- GIVEN EXERCISE:
Restate the full listing word for word and leave the pictures out.
--- start RECORDED INFORMATION ---
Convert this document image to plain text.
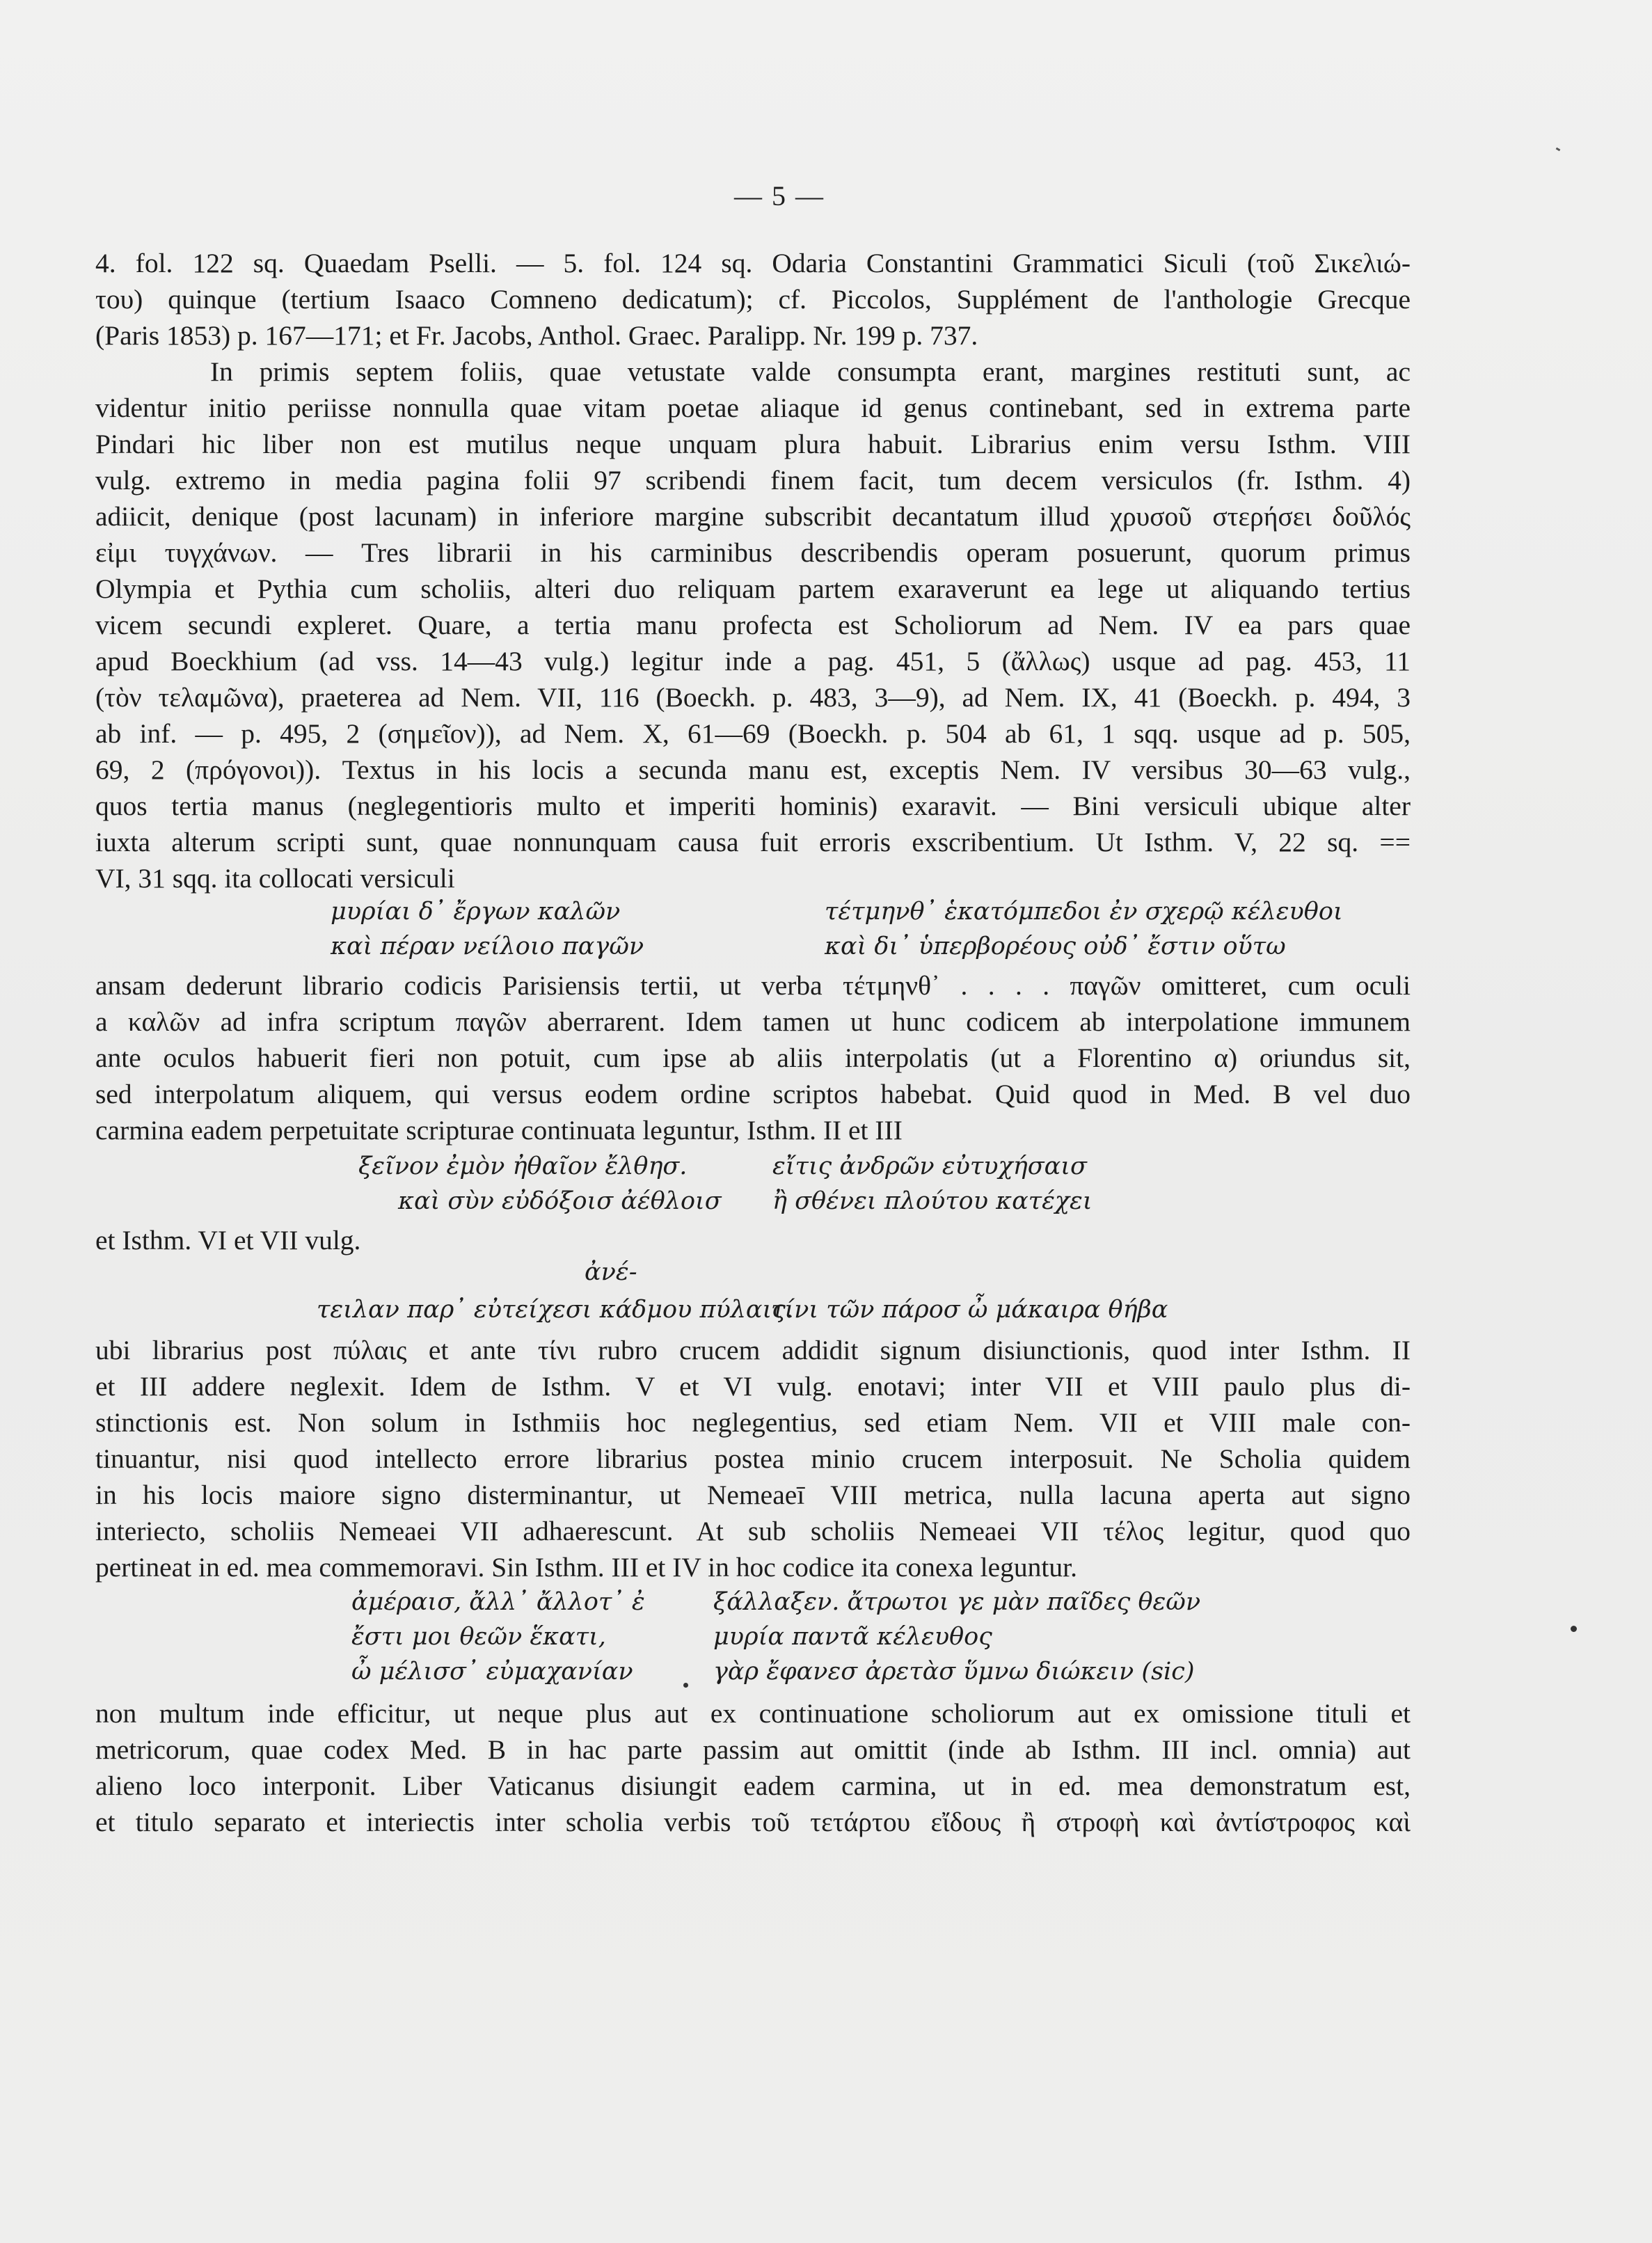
— 5 —
4. fol. 122 sq. Quaedam Pselli. — 5. fol. 124 sq. Odaria Constantini Grammatici Siculi (τοῦ Σικελιώ-
του) quinque (tertium Isaaco Comneno dedicatum); cf. Piccolos, Supplément de l'anthologie Grecque
(Paris 1853) p. 167—171; et Fr. Jacobs, Anthol. Graec. Paralipp. Nr. 199 p. 737.
In primis septem foliis, quae vetustate valde consumpta erant, margines restituti sunt, ac
videntur initio periisse nonnulla quae vitam poetae aliaque id genus continebant, sed in extrema parte
Pindari hic liber non est mutilus neque unquam plura habuit. Librarius enim versu Isthm. VIII
vulg. extremo in media pagina folii 97 scribendi finem facit, tum decem versiculos (fr. Isthm. 4)
adiicit, denique (post lacunam) in inferiore margine subscribit decantatum illud χρυσοῦ στερήσει δοῦλός
εἰμι τυγχάνων. — Tres librarii in his carminibus describendis operam posuerunt, quorum primus
Olympia et Pythia cum scholiis, alteri duo reliquam partem exaraverunt ea lege ut aliquando tertius
vicem secundi expleret. Quare, a tertia manu profecta est Scholiorum ad Nem. IV ea pars quae
apud Boeckhium (ad vss. 14—43 vulg.) legitur inde a pag. 451, 5 (ἄλλως) usque ad pag. 453, 11
(τὸν τελαμῶνα), praeterea ad Nem. VII, 116 (Boeckh. p. 483, 3—9), ad Nem. IX, 41 (Boeckh. p. 494, 3
ab inf. — p. 495, 2 (σημεῖον)), ad Nem. X, 61—69 (Boeckh. p. 504 ab 61, 1 sqq. usque ad p. 505,
69, 2 (πρόγονοι)). Textus in his locis a secunda manu est, exceptis Nem. IV versibus 30—63 vulg.,
quos tertia manus (neglegentioris multo et imperiti hominis) exaravit. — Bini versiculi ubique alter
iuxta alterum scripti sunt, quae nonnunquam causa fuit erroris exscribentium. Ut Isthm. V, 22 sq. ==
VI, 31 sqq. ita collocati versiculi
μυρίαι δ᾽ ἔργων καλῶν	τέτμηνθ᾽ ἑκατόμπεδοι ἐν σχερῷ κέλευθοι
καὶ πέραν νείλοιο παγῶν	καὶ δι᾽ ὑπερβορέους οὐδ᾽ ἔστιν οὕτω
ansam dederunt librario codicis Parisiensis tertii, ut verba τέτμηνθ᾽ . . . . παγῶν omitteret, cum oculi
a καλῶν ad infra scriptum παγῶν aberrarent. Idem tamen ut hunc codicem ab interpolatione immunem
ante oculos habuerit fieri non potuit, cum ipse ab aliis interpolatis (ut a Florentino α) oriundus sit,
sed interpolatum aliquem, qui versus eodem ordine scriptos habebat. Quid quod in Med. B vel duo
carmina eadem perpetuitate scripturae continuata leguntur, Isthm. II et III
ξεῖνον ἐμὸν ἠθαῖον ἔλθησ.	εἴτις ἀνδρῶν εὐτυχήσαισ
καὶ σὺν εὐδόξοισ ἀέθλοισ ἢ σθένει πλούτου κατέχει
et Isthm. VI et VII vulg.
ἀνέ-
τειλαν παρ᾽ εὐτείχεσι κάδμου πύλαις.
τίνι τῶν πάροσ ὦ μάκαιρα θήβα
ubi librarius post πύλαις et ante τίνι rubro crucem addidit signum disiunctionis, quod inter Isthm. II
et III addere neglexit. Idem de Isthm. V et VI vulg. enotavi; inter VII et VIII paulo plus di-
stinctionis est. Non solum in Isthmiis hoc neglegentius, sed etiam Nem. VII et VIII male con-
tinuantur, nisi quod intellecto errore librarius postea minio crucem interposuit. Ne Scholia quidem
in his locis maiore signo disterminantur, ut Nemeaeī VIII metrica, nulla lacuna aperta aut signo
interiecto, scholiis Nemeaei VII adhaerescunt. At sub scholiis Nemeaei VII τέλος legitur, quod quo
pertineat in ed. mea commemoravi. Sin Isthm. III et IV in hoc codice ita conexa leguntur.
ἀμέραισ, ἄλλ᾽ ἄλλοτ᾽ ἐ	ξάλλαξεν. ἄτρωτοι γε μὰν παῖδες θεῶν
ἔστι μοι θεῶν ἕκατι,	μυρία παντᾶ κέλευθος
ὦ μέλισσ᾽ εὐμαχανίαν	γὰρ ἔφανεσ ἀρετὰσ ὕμνω διώκειν (sic)
non multum inde efficitur, ut neque plus aut ex continuatione scholiorum aut ex omissione tituli et
metricorum, quae codex Med. B in hac parte passim aut omittit (inde ab Isthm. III incl. omnia) aut
alieno loco interponit. Liber Vaticanus disiungit eadem carmina, ut in ed. mea demonstratum est,
et titulo separato et interiectis inter scholia verbis τοῦ τετάρτου εἴδους ἢ στροφὴ καὶ ἀντίστροφος καὶ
--- end RECORDED INFORMATION ---
- EXERCISE OUTPUT:
Convert this document image to plain text.
— 5 —
4. fol. 122 sq. Quaedam Pselli. — 5. fol. 124 sq. Odaria Constantini Grammatici Siculi (τοῦ Σικελιώ-
του) quinque (tertium Isaaco Comneno dedicatum); cf. Piccolos, Supplément de l'anthologie Grecque
(Paris 1853) p. 167—171; et Fr. Jacobs, Anthol. Graec. Paralipp. Nr. 199 p. 737.
In primis septem foliis, quae vetustate valde consumpta erant, margines restituti sunt, ac
videntur initio periisse nonnulla quae vitam poetae aliaque id genus continebant, sed in extrema parte
Pindari hic liber non est mutilus neque unquam plura habuit. Librarius enim versu Isthm. VIII
vulg. extremo in media pagina folii 97 scribendi finem facit, tum decem versiculos (fr. Isthm. 4)
adiicit, denique (post lacunam) in inferiore margine subscribit decantatum illud χρυσοῦ στερήσει δοῦλός
εἰμι τυγχάνων. — Tres librarii in his carminibus describendis operam posuerunt, quorum primus
Olympia et Pythia cum scholiis, alteri duo reliquam partem exaraverunt ea lege ut aliquando tertius
vicem secundi expleret. Quare, a tertia manu profecta est Scholiorum ad Nem. IV ea pars quae
apud Boeckhium (ad vss. 14—43 vulg.) legitur inde a pag. 451, 5 (ἄλλως) usque ad pag. 453, 11
(τὸν τελαμῶνα), praeterea ad Nem. VII, 116 (Boeckh. p. 483, 3—9), ad Nem. IX, 41 (Boeckh. p. 494, 3
ab inf. — p. 495, 2 (σημεῖον)), ad Nem. X, 61—69 (Boeckh. p. 504 ab 61, 1 sqq. usque ad p. 505,
69, 2 (πρόγονοι)). Textus in his locis a secunda manu est, exceptis Nem. IV versibus 30—63 vulg.,
quos tertia manus (neglegentioris multo et imperiti hominis) exaravit. — Bini versiculi ubique alter
iuxta alterum scripti sunt, quae nonnunquam causa fuit erroris exscribentium. Ut Isthm. V, 22 sq. ==
VI, 31 sqq. ita collocati versiculi
μυρίαι δ᾽ ἔργων καλῶν	τέτμηνθ᾽ ἑκατόμπεδοι ἐν σχερῷ κέλευθοι
καὶ πέραν νείλοιο παγῶν	καὶ δι᾽ ὑπερβορέους οὐδ᾽ ἔστιν οὕτω
ansam dederunt librario codicis Parisiensis tertii, ut verba τέτμηνθ᾽ . . . . παγῶν omitteret, cum oculi
a καλῶν ad infra scriptum παγῶν aberrarent. Idem tamen ut hunc codicem ab interpolatione immunem
ante oculos habuerit fieri non potuit, cum ipse ab aliis interpolatis (ut a Florentino α) oriundus sit,
sed interpolatum aliquem, qui versus eodem ordine scriptos habebat. Quid quod in Med. B vel duo
carmina eadem perpetuitate scripturae continuata leguntur, Isthm. II et III
ξεῖνον ἐμὸν ἠθαῖον ἔλθησ.	εἴτις ἀνδρῶν εὐτυχήσαισ
καὶ σὺν εὐδόξοισ ἀέθλοισ ἢ σθένει πλούτου κατέχει
et Isthm. VI et VII vulg.
ἀνέ-
τειλαν παρ᾽ εὐτείχεσι κάδμου πύλαις.
τίνι τῶν πάροσ ὦ μάκαιρα θήβα
ubi librarius post πύλαις et ante τίνι rubro crucem addidit signum disiunctionis, quod inter Isthm. II
et III addere neglexit. Idem de Isthm. V et VI vulg. enotavi; inter VII et VIII paulo plus di-
stinctionis est. Non solum in Isthmiis hoc neglegentius, sed etiam Nem. VII et VIII male con-
tinuantur, nisi quod intellecto errore librarius postea minio crucem interposuit. Ne Scholia quidem
in his locis maiore signo disterminantur, ut Nemeaeī VIII metrica, nulla lacuna aperta aut signo
interiecto, scholiis Nemeaei VII adhaerescunt. At sub scholiis Nemeaei VII τέλος legitur, quod quo
pertineat in ed. mea commemoravi. Sin Isthm. III et IV in hoc codice ita conexa leguntur.
ἀμέραισ, ἄλλ᾽ ἄλλοτ᾽ ἐ	ξάλλαξεν. ἄτρωτοι γε μὰν παῖδες θεῶν
ἔστι μοι θεῶν ἕκατι,	μυρία παντᾶ κέλευθος
ὦ μέλισσ᾽ εὐμαχανίαν	γὰρ ἔφανεσ ἀρετὰσ ὕμνω διώκειν (sic)
non multum inde efficitur, ut neque plus aut ex continuatione scholiorum aut ex omissione tituli et
metricorum, quae codex Med. B in hac parte passim aut omittit (inde ab Isthm. III incl. omnia) aut
alieno loco interponit. Liber Vaticanus disiungit eadem carmina, ut in ed. mea demonstratum est,
et titulo separato et interiectis inter scholia verbis τοῦ τετάρτου εἴδους ἢ στροφὴ καὶ ἀντίστροφος καὶ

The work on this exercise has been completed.